### [Task directions]
State only the number of lines that contain the string "boues".

━━ Given entries ━━

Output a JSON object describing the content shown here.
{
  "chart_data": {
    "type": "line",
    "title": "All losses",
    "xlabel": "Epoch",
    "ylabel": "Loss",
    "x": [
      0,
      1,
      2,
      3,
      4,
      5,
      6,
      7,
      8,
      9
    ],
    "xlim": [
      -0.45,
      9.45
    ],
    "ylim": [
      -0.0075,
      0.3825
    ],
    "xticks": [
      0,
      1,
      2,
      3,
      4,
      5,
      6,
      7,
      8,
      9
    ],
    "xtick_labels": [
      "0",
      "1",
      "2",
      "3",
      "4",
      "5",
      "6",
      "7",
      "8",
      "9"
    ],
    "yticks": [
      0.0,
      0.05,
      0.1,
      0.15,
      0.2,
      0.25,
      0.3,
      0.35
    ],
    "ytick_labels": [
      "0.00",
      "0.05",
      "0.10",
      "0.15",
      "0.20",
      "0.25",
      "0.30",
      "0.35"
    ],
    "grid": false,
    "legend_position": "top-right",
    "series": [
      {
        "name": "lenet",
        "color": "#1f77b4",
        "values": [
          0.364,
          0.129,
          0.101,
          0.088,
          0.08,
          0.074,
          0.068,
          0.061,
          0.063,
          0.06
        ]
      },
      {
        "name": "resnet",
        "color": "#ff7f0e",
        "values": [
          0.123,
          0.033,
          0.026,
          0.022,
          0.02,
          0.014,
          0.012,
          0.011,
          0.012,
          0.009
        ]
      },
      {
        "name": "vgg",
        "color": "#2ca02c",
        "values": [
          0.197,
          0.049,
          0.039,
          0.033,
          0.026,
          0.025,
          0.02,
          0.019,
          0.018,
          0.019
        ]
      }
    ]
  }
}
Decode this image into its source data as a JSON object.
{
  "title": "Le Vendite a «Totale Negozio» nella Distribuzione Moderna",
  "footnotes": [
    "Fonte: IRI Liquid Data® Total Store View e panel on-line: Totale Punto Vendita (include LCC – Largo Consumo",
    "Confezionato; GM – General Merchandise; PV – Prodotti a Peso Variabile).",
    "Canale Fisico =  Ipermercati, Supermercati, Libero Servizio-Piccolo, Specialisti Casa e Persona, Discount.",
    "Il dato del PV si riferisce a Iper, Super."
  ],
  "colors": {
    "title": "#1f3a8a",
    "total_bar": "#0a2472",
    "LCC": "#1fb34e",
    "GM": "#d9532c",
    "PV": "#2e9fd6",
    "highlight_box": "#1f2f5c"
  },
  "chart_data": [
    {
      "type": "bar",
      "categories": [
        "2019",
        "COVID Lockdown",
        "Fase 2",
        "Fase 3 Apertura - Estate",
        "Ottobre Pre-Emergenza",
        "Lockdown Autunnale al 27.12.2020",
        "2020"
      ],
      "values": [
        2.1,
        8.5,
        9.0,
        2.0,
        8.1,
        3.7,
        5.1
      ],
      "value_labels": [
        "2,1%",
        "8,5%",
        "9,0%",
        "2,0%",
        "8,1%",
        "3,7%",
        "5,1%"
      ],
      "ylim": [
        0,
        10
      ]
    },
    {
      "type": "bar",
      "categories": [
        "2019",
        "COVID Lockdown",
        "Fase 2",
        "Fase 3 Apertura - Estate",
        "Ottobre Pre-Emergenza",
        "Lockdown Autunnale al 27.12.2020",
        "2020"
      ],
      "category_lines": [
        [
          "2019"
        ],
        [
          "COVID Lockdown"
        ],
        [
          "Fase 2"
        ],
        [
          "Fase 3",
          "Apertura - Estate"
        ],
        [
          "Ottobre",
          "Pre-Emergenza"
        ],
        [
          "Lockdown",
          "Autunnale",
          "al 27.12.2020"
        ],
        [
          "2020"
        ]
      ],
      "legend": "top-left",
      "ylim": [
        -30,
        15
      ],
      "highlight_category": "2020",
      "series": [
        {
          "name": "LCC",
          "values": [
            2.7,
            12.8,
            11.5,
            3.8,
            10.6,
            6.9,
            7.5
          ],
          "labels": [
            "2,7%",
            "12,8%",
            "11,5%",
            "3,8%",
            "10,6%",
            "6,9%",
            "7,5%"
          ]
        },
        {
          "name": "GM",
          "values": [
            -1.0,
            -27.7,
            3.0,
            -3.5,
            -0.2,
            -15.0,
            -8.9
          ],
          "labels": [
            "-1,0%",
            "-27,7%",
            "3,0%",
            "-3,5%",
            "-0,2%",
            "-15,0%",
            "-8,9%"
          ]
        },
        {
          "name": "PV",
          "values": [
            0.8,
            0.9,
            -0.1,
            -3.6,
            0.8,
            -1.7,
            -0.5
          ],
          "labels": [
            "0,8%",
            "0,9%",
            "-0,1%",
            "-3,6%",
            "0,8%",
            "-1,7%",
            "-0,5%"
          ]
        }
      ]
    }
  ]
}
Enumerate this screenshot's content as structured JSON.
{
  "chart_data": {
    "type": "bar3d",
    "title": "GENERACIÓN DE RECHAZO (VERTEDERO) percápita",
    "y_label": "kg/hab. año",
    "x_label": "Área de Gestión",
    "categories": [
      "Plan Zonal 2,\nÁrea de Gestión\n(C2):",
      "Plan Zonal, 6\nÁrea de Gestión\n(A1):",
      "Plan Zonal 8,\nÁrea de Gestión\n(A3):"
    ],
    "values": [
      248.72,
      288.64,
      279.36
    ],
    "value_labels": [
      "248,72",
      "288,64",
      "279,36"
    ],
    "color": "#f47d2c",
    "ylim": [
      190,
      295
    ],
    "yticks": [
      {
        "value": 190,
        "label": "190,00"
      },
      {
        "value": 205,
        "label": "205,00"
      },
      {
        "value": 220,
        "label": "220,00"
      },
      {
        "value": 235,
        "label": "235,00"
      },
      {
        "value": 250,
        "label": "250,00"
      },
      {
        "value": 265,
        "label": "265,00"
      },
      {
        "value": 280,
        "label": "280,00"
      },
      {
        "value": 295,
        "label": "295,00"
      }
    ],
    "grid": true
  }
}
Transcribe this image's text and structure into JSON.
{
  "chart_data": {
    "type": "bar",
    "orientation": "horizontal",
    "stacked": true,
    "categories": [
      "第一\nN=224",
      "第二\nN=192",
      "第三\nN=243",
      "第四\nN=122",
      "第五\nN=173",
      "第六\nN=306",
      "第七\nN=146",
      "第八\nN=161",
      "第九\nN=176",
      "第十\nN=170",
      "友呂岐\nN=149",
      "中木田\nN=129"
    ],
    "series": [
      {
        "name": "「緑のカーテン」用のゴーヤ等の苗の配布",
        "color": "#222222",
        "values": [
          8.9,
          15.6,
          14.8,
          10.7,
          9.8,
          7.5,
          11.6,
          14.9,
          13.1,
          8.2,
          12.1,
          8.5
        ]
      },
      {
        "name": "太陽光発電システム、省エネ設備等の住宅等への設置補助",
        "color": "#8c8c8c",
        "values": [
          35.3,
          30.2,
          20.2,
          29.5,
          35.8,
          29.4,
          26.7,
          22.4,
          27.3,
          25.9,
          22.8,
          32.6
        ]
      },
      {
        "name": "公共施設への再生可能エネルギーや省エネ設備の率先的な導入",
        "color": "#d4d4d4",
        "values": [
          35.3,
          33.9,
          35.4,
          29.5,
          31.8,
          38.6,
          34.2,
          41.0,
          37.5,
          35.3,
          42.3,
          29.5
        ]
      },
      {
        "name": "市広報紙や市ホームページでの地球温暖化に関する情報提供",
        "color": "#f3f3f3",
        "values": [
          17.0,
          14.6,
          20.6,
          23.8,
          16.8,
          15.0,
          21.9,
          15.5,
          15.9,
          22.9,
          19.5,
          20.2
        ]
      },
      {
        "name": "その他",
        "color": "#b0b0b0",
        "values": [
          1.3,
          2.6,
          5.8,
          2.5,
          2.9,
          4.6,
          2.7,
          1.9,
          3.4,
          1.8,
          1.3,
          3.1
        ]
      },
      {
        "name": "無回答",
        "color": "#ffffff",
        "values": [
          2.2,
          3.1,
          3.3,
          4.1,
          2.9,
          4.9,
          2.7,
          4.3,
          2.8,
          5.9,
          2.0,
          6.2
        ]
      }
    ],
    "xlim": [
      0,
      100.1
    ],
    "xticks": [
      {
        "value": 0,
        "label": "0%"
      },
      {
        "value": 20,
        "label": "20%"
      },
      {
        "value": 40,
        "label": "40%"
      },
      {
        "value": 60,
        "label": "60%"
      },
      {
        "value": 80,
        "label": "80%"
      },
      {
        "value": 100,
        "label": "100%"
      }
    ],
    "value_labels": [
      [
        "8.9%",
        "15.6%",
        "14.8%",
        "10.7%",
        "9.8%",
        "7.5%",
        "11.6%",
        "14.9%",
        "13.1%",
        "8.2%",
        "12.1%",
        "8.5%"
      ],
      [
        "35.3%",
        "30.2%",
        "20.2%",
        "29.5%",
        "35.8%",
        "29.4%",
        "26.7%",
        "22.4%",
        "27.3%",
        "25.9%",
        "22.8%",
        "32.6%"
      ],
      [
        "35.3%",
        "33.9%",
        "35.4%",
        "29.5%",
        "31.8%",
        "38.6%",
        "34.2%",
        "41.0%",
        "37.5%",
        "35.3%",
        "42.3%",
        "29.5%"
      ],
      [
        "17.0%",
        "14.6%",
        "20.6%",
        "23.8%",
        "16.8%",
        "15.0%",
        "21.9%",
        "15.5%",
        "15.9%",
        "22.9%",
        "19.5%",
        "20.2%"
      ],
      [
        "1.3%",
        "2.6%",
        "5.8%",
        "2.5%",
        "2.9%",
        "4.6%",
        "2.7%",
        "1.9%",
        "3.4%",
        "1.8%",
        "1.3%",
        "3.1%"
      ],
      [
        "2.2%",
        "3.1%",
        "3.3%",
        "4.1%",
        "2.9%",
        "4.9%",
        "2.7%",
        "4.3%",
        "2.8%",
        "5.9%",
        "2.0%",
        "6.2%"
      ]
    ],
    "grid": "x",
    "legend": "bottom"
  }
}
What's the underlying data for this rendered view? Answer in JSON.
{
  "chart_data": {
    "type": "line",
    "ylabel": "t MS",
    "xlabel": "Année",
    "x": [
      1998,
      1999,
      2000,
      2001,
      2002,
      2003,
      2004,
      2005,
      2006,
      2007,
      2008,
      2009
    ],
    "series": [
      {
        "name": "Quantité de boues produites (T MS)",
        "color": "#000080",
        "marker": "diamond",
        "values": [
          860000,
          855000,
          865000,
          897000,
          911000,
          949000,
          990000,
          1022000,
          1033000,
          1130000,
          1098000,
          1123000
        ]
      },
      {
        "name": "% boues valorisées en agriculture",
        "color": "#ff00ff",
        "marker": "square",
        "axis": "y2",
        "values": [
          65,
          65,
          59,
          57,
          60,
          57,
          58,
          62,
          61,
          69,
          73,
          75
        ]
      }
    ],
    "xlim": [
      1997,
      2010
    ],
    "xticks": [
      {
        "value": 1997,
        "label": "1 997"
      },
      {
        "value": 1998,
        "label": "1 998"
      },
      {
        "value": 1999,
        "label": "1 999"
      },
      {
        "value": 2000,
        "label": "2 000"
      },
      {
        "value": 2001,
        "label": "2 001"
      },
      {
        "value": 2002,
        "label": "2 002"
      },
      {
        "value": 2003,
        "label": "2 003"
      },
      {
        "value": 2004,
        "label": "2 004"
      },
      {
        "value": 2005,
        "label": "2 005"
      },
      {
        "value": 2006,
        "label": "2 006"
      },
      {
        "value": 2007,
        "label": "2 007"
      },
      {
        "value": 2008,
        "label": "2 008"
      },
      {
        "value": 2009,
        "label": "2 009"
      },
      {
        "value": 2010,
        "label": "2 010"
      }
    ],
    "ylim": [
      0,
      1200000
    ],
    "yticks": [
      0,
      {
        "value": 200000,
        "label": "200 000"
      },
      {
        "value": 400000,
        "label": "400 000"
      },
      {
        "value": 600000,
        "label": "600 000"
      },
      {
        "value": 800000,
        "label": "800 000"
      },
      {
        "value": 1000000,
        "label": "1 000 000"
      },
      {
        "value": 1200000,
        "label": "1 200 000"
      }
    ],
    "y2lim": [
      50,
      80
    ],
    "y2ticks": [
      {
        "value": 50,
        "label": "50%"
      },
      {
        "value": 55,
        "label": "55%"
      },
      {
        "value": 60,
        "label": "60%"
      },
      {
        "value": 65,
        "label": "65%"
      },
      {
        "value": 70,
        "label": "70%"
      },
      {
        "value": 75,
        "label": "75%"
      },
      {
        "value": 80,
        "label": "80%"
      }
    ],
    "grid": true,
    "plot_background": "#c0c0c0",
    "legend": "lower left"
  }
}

━━━

### [Task solution]
2